Source material =>
╔══
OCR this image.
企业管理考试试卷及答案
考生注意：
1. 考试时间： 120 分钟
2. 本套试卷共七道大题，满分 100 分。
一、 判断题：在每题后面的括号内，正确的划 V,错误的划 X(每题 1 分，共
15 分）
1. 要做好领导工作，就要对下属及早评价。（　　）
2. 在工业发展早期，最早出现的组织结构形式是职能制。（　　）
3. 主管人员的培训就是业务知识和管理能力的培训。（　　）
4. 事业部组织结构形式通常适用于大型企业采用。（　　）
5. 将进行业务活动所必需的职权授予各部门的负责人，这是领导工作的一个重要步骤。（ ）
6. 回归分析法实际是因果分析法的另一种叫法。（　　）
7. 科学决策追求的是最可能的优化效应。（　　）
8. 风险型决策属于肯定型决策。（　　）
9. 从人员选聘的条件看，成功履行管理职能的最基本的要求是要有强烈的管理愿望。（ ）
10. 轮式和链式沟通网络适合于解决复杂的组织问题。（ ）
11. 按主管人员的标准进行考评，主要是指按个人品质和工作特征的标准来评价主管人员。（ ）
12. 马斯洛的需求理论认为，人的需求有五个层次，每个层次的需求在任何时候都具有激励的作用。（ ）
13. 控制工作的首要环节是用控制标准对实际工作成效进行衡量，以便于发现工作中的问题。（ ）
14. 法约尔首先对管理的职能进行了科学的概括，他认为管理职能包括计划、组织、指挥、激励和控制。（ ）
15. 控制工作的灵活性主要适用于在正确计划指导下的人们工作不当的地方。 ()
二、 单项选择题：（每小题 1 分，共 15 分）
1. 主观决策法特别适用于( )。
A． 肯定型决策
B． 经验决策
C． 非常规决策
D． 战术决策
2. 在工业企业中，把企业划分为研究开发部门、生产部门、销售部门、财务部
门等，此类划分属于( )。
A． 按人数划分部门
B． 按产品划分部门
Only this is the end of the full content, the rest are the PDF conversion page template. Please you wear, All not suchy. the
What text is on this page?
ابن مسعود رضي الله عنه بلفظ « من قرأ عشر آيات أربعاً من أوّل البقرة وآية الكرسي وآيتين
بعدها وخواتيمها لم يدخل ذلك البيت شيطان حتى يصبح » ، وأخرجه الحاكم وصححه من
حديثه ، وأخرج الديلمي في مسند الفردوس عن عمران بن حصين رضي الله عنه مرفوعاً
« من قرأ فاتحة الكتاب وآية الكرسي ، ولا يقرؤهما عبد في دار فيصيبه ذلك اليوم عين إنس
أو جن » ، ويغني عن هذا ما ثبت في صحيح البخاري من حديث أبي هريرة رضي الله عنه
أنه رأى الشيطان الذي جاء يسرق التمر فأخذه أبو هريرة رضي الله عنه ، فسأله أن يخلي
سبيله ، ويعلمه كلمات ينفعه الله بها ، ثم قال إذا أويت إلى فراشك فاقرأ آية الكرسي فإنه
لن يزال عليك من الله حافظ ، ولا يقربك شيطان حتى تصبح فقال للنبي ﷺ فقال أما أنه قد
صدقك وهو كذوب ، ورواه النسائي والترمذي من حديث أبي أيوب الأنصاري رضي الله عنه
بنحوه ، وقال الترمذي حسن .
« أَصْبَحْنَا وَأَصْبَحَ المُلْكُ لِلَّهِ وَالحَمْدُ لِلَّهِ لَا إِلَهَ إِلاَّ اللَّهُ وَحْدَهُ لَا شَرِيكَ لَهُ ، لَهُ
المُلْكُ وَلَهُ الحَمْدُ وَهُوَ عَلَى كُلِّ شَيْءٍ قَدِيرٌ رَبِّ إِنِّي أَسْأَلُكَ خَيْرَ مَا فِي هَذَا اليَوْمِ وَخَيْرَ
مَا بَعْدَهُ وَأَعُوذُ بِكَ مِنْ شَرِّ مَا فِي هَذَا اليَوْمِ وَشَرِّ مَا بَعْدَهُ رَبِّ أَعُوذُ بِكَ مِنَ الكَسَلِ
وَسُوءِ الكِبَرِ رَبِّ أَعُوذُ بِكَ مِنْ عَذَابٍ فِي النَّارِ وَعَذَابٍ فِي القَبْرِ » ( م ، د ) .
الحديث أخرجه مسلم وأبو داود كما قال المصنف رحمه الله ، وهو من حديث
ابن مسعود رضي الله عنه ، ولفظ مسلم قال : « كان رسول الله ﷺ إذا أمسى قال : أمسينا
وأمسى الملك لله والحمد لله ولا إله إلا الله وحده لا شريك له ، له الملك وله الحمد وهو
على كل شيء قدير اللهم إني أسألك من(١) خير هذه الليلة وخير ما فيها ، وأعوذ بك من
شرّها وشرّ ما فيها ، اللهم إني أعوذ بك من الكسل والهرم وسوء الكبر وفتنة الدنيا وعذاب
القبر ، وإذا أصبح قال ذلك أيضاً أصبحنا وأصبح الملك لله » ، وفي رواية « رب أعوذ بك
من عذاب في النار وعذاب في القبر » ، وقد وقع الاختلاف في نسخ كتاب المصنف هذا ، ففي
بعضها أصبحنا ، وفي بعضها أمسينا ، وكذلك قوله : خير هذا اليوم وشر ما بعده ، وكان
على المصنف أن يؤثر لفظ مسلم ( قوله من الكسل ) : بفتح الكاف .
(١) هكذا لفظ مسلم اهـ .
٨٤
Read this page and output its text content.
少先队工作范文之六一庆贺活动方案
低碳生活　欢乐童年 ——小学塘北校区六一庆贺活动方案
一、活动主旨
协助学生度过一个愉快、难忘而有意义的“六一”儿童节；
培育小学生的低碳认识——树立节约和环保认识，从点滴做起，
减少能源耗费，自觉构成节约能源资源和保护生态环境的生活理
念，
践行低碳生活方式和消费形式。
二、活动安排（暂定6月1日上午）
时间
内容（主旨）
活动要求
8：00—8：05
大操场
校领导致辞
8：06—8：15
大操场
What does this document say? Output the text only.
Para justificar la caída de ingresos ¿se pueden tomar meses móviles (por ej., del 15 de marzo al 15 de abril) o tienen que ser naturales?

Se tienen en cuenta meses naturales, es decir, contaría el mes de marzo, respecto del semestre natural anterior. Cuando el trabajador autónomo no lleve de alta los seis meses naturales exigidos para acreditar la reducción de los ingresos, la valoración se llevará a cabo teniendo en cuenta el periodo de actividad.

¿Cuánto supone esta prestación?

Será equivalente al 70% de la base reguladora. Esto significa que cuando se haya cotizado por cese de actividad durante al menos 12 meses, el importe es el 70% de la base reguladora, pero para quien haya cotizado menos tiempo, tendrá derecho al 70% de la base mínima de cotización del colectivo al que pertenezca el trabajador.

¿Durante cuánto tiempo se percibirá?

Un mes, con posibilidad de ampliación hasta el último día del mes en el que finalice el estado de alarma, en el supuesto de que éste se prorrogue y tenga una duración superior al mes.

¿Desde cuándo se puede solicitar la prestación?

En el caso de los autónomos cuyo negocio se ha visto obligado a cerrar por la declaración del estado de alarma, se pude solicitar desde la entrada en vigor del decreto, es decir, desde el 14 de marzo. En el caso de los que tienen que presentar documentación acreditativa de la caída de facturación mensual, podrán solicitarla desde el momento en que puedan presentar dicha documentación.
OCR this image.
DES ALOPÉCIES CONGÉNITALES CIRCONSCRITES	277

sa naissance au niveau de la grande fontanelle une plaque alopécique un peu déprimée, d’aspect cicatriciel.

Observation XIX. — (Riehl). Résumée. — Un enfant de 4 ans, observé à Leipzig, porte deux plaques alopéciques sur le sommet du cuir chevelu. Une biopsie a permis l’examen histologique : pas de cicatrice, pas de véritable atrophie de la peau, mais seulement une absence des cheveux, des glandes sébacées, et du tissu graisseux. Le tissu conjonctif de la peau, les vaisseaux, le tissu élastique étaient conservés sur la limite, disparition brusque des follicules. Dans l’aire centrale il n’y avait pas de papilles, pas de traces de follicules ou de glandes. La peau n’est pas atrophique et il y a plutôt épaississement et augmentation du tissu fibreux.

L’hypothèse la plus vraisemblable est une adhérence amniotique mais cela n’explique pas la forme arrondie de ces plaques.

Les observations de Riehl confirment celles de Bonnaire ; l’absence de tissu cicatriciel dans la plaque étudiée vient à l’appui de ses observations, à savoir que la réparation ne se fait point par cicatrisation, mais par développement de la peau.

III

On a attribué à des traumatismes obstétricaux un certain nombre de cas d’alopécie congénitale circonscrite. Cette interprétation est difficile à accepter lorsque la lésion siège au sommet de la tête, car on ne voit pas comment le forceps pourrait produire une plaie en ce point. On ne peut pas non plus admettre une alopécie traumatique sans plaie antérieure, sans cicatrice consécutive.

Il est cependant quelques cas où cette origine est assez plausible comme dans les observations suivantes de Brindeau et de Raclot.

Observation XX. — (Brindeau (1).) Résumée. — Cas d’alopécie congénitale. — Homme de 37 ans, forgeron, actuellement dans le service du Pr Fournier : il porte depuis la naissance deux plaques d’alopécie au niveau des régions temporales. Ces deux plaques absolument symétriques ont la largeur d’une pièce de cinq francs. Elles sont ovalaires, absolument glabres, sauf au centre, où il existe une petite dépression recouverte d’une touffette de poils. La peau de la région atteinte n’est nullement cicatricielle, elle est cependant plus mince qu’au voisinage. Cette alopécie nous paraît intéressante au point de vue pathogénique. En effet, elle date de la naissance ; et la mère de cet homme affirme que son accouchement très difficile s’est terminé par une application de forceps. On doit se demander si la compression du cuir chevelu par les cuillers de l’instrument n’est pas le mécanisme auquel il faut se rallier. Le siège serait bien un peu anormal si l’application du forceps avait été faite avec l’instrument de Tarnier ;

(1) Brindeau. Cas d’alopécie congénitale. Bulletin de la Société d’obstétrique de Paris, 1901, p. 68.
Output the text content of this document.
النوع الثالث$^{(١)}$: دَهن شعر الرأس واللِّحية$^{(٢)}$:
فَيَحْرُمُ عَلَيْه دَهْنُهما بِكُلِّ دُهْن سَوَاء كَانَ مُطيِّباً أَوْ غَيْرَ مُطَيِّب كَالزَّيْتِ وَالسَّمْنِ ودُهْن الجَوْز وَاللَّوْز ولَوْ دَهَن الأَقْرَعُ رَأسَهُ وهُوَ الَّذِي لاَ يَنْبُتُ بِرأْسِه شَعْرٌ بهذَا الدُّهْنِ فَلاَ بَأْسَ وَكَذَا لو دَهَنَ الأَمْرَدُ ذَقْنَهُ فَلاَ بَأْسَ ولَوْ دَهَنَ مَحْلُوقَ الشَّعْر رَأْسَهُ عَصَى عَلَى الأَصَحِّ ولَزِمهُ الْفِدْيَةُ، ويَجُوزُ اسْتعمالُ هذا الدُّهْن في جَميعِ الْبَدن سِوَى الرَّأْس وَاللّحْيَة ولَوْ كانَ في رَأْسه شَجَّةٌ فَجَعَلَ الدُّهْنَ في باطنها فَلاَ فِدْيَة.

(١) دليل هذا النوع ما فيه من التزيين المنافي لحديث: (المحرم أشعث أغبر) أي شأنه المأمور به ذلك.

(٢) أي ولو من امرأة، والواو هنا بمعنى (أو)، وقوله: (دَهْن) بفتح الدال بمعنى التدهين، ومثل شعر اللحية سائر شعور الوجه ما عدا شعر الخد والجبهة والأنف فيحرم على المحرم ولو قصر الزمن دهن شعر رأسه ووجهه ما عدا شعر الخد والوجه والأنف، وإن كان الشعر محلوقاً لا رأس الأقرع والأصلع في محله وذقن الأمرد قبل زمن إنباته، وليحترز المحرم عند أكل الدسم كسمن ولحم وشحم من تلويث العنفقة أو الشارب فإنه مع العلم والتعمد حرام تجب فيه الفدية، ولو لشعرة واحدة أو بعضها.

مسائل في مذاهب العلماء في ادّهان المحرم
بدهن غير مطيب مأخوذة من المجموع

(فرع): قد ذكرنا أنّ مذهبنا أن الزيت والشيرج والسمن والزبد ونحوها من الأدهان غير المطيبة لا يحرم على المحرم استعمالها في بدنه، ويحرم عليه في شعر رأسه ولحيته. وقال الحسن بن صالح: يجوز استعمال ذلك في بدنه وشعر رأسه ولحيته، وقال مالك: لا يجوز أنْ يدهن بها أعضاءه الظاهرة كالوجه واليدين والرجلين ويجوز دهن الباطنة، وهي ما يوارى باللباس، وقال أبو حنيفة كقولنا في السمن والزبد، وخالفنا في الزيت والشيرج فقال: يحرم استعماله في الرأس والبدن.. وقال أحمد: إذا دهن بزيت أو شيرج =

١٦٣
╚══
Instructions for the task =>
Pick out lines containing the word "Brindeau", each one as written.

Correct output =>
Il est cependant quelques cas où cette origine est assez plausible comme dans les observations suivantes de Brindeau et de Raclot.
Observation XX. — (Brindeau (1).) Résumée. — Cas d’alopécie congénitale. — Homme de 37 ans, forgeron, actuellement dans le service du Pr Fournier : il porte depuis la naissance deux plaques d’alopécie au niveau des régions temporales. Ces deux plaques absolument symétriques ont la largeur d’une pièce de cinq francs. Elles sont ovalaires, absolument glabres, sauf au centre, où il existe une petite dépression recouverte d’une touffette de poils. La peau de la région atteinte n’est nullement cicatricielle, elle est cependant plus mince qu’au voisinage. Cette alopécie nous paraît intéressante au point de vue pathogénique. En effet, elle date de la naissance ; et la mère de cet homme affirme que son accouchement très difficile s’est terminé par une application de forceps. On doit se demander si la compression du cuir chevelu par les cuillers de l’instrument n’est pas le mécanisme auquel il faut se rallier. Le siège serait bien un peu anormal si l’application du forceps avait été faite avec l’instrument de Tarnier ;
(1) Brindeau. Cas d’alopécie congénitale. Bulletin de la Société d’obstétrique de Paris, 1901, p. 68.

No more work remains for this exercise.